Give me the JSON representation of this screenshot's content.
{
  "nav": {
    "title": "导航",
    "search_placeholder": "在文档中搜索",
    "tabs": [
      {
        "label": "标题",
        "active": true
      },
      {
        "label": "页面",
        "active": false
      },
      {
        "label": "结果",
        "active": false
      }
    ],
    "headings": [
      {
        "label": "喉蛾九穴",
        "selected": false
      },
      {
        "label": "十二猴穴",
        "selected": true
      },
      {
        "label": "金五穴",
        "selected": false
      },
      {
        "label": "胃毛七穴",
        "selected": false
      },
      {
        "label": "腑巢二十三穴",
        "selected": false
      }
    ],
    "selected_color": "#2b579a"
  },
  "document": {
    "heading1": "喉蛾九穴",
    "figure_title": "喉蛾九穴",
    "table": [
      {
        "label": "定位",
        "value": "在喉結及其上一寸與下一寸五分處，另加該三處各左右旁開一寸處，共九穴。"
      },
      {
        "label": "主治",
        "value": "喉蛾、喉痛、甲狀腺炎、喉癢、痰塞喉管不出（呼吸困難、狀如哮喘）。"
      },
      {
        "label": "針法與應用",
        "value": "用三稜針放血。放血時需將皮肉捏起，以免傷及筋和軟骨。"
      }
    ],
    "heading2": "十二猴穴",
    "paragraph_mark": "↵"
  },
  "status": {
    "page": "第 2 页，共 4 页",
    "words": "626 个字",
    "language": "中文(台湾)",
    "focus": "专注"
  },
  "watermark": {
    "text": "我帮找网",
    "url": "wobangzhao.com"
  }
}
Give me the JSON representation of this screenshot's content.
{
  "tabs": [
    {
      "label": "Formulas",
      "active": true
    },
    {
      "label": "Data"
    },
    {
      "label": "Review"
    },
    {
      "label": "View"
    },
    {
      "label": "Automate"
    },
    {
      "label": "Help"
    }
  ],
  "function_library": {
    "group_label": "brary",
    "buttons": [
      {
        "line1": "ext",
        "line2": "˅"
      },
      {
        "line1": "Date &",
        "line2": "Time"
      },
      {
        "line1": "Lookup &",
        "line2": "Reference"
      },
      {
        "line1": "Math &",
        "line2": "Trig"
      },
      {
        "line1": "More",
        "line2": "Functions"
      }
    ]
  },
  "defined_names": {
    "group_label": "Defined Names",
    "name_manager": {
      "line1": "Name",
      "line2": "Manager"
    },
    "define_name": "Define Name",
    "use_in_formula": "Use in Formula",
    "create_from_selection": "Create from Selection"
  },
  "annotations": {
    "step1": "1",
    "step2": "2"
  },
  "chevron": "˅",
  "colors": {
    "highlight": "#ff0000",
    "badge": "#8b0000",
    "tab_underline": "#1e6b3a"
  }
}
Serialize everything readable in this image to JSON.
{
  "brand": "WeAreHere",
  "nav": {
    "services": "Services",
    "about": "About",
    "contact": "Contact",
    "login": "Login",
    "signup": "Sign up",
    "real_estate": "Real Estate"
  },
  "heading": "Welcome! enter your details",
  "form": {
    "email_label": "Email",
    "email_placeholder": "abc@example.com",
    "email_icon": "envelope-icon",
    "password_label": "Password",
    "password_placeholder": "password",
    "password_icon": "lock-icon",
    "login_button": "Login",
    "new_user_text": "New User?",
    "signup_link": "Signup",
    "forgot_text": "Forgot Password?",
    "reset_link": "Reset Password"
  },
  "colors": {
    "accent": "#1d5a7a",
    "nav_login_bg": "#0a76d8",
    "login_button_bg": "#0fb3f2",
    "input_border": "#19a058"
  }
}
######
Repeat exactly the lines starting at the line with "Serialize everything readable" and ending with the final line of the entries. Include nothing else.

PROBLEM SOLUTION:
Serialize everything readable in this image to JSON.
{
  "brand": "WeAreHere",
  "nav": {
    "services": "Services",
    "about": "About",
    "contact": "Contact",
    "login": "Login",
    "signup": "Sign up",
    "real_estate": "Real Estate"
  },
  "heading": "Welcome! enter your details",
  "form": {
    "email_label": "Email",
    "email_placeholder": "abc@example.com",
    "email_icon": "envelope-icon",
    "password_label": "Password",
    "password_placeholder": "password",
    "password_icon": "lock-icon",
    "login_button": "Login",
    "new_user_text": "New User?",
    "signup_link": "Signup",
    "forgot_text": "Forgot Password?",
    "reset_link": "Reset Password"
  },
  "colors": {
    "accent": "#1d5a7a",
    "nav_login_bg": "#0a76d8",
    "login_button_bg": "#0fb3f2",
    "input_border": "#19a058"
  }
}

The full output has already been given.